-- What is needed --
Write out each line beneath this one exactly as it reads.

-- The records --
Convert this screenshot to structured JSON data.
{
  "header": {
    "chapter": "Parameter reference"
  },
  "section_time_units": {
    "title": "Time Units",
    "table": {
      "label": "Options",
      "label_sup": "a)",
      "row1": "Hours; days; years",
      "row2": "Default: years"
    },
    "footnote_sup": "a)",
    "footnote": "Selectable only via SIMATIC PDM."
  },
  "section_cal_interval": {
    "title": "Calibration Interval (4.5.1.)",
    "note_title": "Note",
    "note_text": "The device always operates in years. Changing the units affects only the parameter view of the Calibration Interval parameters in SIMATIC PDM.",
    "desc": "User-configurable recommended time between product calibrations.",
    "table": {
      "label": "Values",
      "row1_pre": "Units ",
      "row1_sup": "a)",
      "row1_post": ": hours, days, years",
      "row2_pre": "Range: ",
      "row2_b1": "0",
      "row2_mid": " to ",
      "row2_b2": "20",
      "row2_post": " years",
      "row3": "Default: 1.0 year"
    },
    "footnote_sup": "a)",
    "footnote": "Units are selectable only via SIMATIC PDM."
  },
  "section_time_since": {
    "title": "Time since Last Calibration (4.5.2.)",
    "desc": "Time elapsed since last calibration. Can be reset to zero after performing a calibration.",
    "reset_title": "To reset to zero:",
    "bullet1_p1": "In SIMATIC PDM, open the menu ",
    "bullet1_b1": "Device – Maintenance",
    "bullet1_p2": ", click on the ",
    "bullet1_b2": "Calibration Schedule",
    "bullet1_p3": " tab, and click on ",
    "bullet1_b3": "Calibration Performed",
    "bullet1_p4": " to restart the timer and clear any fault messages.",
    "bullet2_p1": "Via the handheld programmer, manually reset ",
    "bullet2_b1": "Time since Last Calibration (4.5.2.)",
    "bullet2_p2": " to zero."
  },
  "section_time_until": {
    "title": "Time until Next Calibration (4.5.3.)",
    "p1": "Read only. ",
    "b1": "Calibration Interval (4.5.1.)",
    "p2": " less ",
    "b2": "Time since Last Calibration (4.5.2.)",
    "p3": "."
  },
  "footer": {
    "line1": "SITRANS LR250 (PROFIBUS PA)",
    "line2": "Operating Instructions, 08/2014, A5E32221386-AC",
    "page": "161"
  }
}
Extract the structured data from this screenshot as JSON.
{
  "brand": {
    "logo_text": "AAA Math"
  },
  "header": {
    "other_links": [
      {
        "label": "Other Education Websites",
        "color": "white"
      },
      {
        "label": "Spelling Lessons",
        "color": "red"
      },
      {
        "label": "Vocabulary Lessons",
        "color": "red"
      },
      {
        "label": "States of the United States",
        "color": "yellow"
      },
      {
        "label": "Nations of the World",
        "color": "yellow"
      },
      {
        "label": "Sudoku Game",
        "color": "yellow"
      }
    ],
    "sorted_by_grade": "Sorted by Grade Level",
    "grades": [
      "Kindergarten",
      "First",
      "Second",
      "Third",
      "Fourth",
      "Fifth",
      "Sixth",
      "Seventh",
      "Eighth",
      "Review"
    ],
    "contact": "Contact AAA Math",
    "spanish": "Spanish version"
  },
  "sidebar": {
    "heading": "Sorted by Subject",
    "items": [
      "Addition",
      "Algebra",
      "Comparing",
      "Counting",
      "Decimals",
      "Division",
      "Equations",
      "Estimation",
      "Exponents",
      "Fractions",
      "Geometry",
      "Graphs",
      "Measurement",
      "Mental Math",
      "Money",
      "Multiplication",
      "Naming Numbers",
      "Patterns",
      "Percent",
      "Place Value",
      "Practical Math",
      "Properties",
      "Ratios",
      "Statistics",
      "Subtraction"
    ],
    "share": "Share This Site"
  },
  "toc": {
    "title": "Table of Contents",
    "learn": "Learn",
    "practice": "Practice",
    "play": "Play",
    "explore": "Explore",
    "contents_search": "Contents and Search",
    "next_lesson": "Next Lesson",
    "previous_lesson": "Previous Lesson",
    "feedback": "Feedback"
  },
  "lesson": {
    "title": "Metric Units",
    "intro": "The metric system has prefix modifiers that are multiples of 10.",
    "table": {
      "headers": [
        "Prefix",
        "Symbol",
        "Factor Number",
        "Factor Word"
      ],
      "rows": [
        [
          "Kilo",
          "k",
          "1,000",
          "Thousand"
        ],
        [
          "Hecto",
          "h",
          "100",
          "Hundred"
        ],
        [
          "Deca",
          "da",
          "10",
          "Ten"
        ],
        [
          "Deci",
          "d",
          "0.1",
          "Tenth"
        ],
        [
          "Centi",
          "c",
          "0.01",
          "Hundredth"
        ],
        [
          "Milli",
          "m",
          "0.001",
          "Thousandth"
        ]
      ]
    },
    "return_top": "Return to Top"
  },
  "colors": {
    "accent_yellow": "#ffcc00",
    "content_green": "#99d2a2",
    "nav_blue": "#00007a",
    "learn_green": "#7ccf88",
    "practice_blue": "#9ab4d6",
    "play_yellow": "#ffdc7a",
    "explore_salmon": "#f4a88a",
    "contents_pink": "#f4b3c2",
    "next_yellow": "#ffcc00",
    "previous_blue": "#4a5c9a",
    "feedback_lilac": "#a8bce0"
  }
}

-- Result --
Convert this screenshot to structured JSON data.
{
  "header": {
    "chapter": "Parameter reference"
  },
  "section_time_units": {
    "title": "Time Units",
    "table": {
      "label": "Options",
      "label_sup": "a)",
      "row1": "Hours; days; years",
      "row2": "Default: years"
    },
    "footnote_sup": "a)",
    "footnote": "Selectable only via SIMATIC PDM."
  },
  "section_cal_interval": {
    "title": "Calibration Interval (4.5.1.)",
    "note_title": "Note",
    "note_text": "The device always operates in years. Changing the units affects only the parameter view of the Calibration Interval parameters in SIMATIC PDM.",
    "desc": "User-configurable recommended time between product calibrations.",
    "table": {
      "label": "Values",
      "row1_pre": "Units ",
      "row1_sup": "a)",
      "row1_post": ": hours, days, years",
      "row2_pre": "Range: ",
      "row2_b1": "0",
      "row2_mid": " to ",
      "row2_b2": "20",
      "row2_post": " years",
      "row3": "Default: 1.0 year"
    },
    "footnote_sup": "a)",
    "footnote": "Units are selectable only via SIMATIC PDM."
  },
  "section_time_since": {
    "title": "Time since Last Calibration (4.5.2.)",
    "desc": "Time elapsed since last calibration. Can be reset to zero after performing a calibration.",
    "reset_title": "To reset to zero:",
    "bullet1_p1": "In SIMATIC PDM, open the menu ",
    "bullet1_b1": "Device – Maintenance",
    "bullet1_p2": ", click on the ",
    "bullet1_b2": "Calibration Schedule",
    "bullet1_p3": " tab, and click on ",
    "bullet1_b3": "Calibration Performed",
    "bullet1_p4": " to restart the timer and clear any fault messages.",
    "bullet2_p1": "Via the handheld programmer, manually reset ",
    "bullet2_b1": "Time since Last Calibration (4.5.2.)",
    "bullet2_p2": " to zero."
  },
  "section_time_until": {
    "title": "Time until Next Calibration (4.5.3.)",
    "p1": "Read only. ",
    "b1": "Calibration Interval (4.5.1.)",
    "p2": " less ",
    "b2": "Time since Last Calibration (4.5.2.)",
    "p3": "."
  },
  "footer": {
    "line1": "SITRANS LR250 (PROFIBUS PA)",
    "line2": "Operating Instructions, 08/2014, A5E32221386-AC",
    "page": "161"
  }
}
Extract the structured data from this screenshot as JSON.
{
  "brand": {
    "logo_text": "AAA Math"
  },
  "header": {
    "other_links": [
      {
        "label": "Other Education Websites",
        "color": "white"
      },
      {
        "label": "Spelling Lessons",
        "color": "red"
      },
      {
        "label": "Vocabulary Lessons",
        "color": "red"
      },
      {
        "label": "States of the United States",
        "color": "yellow"
      },
      {
        "label": "Nations of the World",
        "color": "yellow"
      },
      {
        "label": "Sudoku Game",
        "color": "yellow"
      }
    ],
    "sorted_by_grade": "Sorted by Grade Level",
    "grades": [
      "Kindergarten",
      "First",
      "Second",
      "Third",
      "Fourth",
      "Fifth",
      "Sixth",
      "Seventh",
      "Eighth",
      "Review"
    ],
    "contact": "Contact AAA Math",
    "spanish": "Spanish version"
  },
  "sidebar": {
    "heading": "Sorted by Subject",
    "items": [
      "Addition",
      "Algebra",
      "Comparing",
      "Counting",
      "Decimals",
      "Division",
      "Equations",
      "Estimation",
      "Exponents",
      "Fractions",
      "Geometry",
      "Graphs",
      "Measurement",
      "Mental Math",
      "Money",
      "Multiplication",
      "Naming Numbers",
      "Patterns",
      "Percent",
      "Place Value",
      "Practical Math",
      "Properties",
      "Ratios",
      "Statistics",
      "Subtraction"
    ],
    "share": "Share This Site"
  },
  "toc": {
    "title": "Table of Contents",
    "learn": "Learn",
    "practice": "Practice",
    "play": "Play",
    "explore": "Explore",
    "contents_search": "Contents and Search",
    "next_lesson": "Next Lesson",
    "previous_lesson": "Previous Lesson",
    "feedback": "Feedback"
  },
  "lesson": {
    "title": "Metric Units",
    "intro": "The metric system has prefix modifiers that are multiples of 10.",
    "table": {
      "headers": [
        "Prefix",
        "Symbol",
        "Factor Number",
        "Factor Word"
      ],
      "rows": [
        [
          "Kilo",
          "k",
          "1,000",
          "Thousand"
        ],
        [
          "Hecto",
          "h",
          "100",
          "Hundred"
        ],
        [
          "Deca",
          "da",
          "10",
          "Ten"
        ],
        [
          "Deci",
          "d",
          "0.1",
          "Tenth"
        ],
        [
          "Centi",
          "c",
          "0.01",
          "Hundredth"
        ],
        [
          "Milli",
          "m",
          "0.001",
          "Thousandth"
        ]
      ]
    },
    "return_top": "Return to Top"
  },
  "colors": {
    "accent_yellow": "#ffcc00",
    "content_green": "#99d2a2",
    "nav_blue": "#00007a",
    "learn_green": "#7ccf88",
    "practice_blue": "#9ab4d6",
    "play_yellow": "#ffdc7a",
    "explore_salmon": "#f4a88a",
    "contents_pink": "#f4b3c2",
    "next_yellow": "#ffcc00",
    "previous_blue": "#4a5c9a",
    "feedback_lilac": "#a8bce0"
  }
}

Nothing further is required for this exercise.